Reproduce all records exactly.
--
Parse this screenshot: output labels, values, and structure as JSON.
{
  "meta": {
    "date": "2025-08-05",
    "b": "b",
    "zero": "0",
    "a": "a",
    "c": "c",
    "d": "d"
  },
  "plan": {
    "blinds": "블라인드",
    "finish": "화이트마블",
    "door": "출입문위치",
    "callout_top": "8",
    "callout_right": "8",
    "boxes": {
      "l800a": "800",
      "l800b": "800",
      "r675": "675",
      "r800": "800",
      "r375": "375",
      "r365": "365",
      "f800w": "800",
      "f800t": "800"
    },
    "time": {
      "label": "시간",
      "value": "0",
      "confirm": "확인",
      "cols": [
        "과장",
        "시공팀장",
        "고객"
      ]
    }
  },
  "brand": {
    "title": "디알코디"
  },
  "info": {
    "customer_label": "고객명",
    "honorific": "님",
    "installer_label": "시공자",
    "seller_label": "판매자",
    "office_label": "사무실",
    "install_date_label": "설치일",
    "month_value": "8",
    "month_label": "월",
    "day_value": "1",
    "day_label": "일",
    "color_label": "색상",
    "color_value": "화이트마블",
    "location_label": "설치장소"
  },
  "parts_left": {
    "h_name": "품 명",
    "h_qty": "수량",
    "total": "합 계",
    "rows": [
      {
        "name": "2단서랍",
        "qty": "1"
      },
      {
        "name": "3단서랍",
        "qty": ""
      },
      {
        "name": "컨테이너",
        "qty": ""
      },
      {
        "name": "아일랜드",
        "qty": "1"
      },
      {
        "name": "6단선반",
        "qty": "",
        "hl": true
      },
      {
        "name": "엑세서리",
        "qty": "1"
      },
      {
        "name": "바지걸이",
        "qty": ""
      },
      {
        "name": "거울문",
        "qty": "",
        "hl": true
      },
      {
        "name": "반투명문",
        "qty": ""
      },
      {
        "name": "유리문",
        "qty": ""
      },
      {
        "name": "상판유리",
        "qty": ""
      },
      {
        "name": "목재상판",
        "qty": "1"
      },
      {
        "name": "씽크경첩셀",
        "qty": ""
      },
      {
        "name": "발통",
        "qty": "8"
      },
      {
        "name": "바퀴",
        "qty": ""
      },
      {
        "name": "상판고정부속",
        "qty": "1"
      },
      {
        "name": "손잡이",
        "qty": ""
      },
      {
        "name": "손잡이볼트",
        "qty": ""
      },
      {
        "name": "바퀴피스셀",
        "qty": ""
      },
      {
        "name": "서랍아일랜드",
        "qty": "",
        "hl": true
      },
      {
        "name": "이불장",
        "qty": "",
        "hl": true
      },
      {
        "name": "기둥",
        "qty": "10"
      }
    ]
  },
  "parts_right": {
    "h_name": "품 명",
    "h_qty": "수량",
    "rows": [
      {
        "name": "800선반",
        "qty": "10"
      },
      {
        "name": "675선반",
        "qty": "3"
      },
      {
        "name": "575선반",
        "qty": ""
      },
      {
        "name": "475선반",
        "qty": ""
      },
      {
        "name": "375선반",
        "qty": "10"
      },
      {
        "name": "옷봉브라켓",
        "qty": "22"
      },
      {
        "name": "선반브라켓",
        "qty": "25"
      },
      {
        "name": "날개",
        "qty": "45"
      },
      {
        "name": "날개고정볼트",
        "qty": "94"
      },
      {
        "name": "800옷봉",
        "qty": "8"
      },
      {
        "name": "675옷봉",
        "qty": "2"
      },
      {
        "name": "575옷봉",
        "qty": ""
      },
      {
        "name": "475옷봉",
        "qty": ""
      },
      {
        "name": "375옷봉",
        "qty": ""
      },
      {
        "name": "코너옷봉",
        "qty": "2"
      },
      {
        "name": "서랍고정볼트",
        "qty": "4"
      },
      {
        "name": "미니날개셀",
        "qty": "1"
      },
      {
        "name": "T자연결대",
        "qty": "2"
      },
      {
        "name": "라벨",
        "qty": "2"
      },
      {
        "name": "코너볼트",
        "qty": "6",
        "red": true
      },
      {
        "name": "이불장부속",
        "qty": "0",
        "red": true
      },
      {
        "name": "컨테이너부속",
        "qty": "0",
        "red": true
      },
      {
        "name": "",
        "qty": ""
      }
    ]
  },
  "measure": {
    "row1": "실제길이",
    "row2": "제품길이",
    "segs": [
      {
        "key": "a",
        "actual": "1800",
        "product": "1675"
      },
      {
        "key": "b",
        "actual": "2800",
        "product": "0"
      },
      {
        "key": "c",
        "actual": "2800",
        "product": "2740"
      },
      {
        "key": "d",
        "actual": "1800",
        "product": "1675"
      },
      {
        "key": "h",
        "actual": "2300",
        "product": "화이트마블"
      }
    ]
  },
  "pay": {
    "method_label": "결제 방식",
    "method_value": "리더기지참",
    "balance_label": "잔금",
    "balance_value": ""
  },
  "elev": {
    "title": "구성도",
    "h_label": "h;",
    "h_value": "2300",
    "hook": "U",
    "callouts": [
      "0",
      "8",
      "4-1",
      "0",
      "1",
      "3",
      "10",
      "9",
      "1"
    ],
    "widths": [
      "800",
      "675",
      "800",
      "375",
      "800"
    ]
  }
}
--
_Full output_
Parse this screenshot: output labels, values, and structure as JSON.
{
  "meta": {
    "date": "2025-08-05",
    "b": "b",
    "zero": "0",
    "a": "a",
    "c": "c",
    "d": "d"
  },
  "plan": {
    "blinds": "블라인드",
    "finish": "화이트마블",
    "door": "출입문위치",
    "callout_top": "8",
    "callout_right": "8",
    "boxes": {
      "l800a": "800",
      "l800b": "800",
      "r675": "675",
      "r800": "800",
      "r375": "375",
      "r365": "365",
      "f800w": "800",
      "f800t": "800"
    },
    "time": {
      "label": "시간",
      "value": "0",
      "confirm": "확인",
      "cols": [
        "과장",
        "시공팀장",
        "고객"
      ]
    }
  },
  "brand": {
    "title": "디알코디"
  },
  "info": {
    "customer_label": "고객명",
    "honorific": "님",
    "installer_label": "시공자",
    "seller_label": "판매자",
    "office_label": "사무실",
    "install_date_label": "설치일",
    "month_value": "8",
    "month_label": "월",
    "day_value": "1",
    "day_label": "일",
    "color_label": "색상",
    "color_value": "화이트마블",
    "location_label": "설치장소"
  },
  "parts_left": {
    "h_name": "품 명",
    "h_qty": "수량",
    "total": "합 계",
    "rows": [
      {
        "name": "2단서랍",
        "qty": "1"
      },
      {
        "name": "3단서랍",
        "qty": ""
      },
      {
        "name": "컨테이너",
        "qty": ""
      },
      {
        "name": "아일랜드",
        "qty": "1"
      },
      {
        "name": "6단선반",
        "qty": "",
        "hl": true
      },
      {
        "name": "엑세서리",
        "qty": "1"
      },
      {
        "name": "바지걸이",
        "qty": ""
      },
      {
        "name": "거울문",
        "qty": "",
        "hl": true
      },
      {
        "name": "반투명문",
        "qty": ""
      },
      {
        "name": "유리문",
        "qty": ""
      },
      {
        "name": "상판유리",
        "qty": ""
      },
      {
        "name": "목재상판",
        "qty": "1"
      },
      {
        "name": "씽크경첩셀",
        "qty": ""
      },
      {
        "name": "발통",
        "qty": "8"
      },
      {
        "name": "바퀴",
        "qty": ""
      },
      {
        "name": "상판고정부속",
        "qty": "1"
      },
      {
        "name": "손잡이",
        "qty": ""
      },
      {
        "name": "손잡이볼트",
        "qty": ""
      },
      {
        "name": "바퀴피스셀",
        "qty": ""
      },
      {
        "name": "서랍아일랜드",
        "qty": "",
        "hl": true
      },
      {
        "name": "이불장",
        "qty": "",
        "hl": true
      },
      {
        "name": "기둥",
        "qty": "10"
      }
    ]
  },
  "parts_right": {
    "h_name": "품 명",
    "h_qty": "수량",
    "rows": [
      {
        "name": "800선반",
        "qty": "10"
      },
      {
        "name": "675선반",
        "qty": "3"
      },
      {
        "name": "575선반",
        "qty": ""
      },
      {
        "name": "475선반",
        "qty": ""
      },
      {
        "name": "375선반",
        "qty": "10"
      },
      {
        "name": "옷봉브라켓",
        "qty": "22"
      },
      {
        "name": "선반브라켓",
        "qty": "25"
      },
      {
        "name": "날개",
        "qty": "45"
      },
      {
        "name": "날개고정볼트",
        "qty": "94"
      },
      {
        "name": "800옷봉",
        "qty": "8"
      },
      {
        "name": "675옷봉",
        "qty": "2"
      },
      {
        "name": "575옷봉",
        "qty": ""
      },
      {
        "name": "475옷봉",
        "qty": ""
      },
      {
        "name": "375옷봉",
        "qty": ""
      },
      {
        "name": "코너옷봉",
        "qty": "2"
      },
      {
        "name": "서랍고정볼트",
        "qty": "4"
      },
      {
        "name": "미니날개셀",
        "qty": "1"
      },
      {
        "name": "T자연결대",
        "qty": "2"
      },
      {
        "name": "라벨",
        "qty": "2"
      },
      {
        "name": "코너볼트",
        "qty": "6",
        "red": true
      },
      {
        "name": "이불장부속",
        "qty": "0",
        "red": true
      },
      {
        "name": "컨테이너부속",
        "qty": "0",
        "red": true
      },
      {
        "name": "",
        "qty": ""
      }
    ]
  },
  "measure": {
    "row1": "실제길이",
    "row2": "제품길이",
    "segs": [
      {
        "key": "a",
        "actual": "1800",
        "product": "1675"
      },
      {
        "key": "b",
        "actual": "2800",
        "product": "0"
      },
      {
        "key": "c",
        "actual": "2800",
        "product": "2740"
      },
      {
        "key": "d",
        "actual": "1800",
        "product": "1675"
      },
      {
        "key": "h",
        "actual": "2300",
        "product": "화이트마블"
      }
    ]
  },
  "pay": {
    "method_label": "결제 방식",
    "method_value": "리더기지참",
    "balance_label": "잔금",
    "balance_value": ""
  },
  "elev": {
    "title": "구성도",
    "h_label": "h;",
    "h_value": "2300",
    "hook": "U",
    "callouts": [
      "0",
      "8",
      "4-1",
      "0",
      "1",
      "3",
      "10",
      "9",
      "1"
    ],
    "widths": [
      "800",
      "675",
      "800",
      "375",
      "800"
    ]
  }
}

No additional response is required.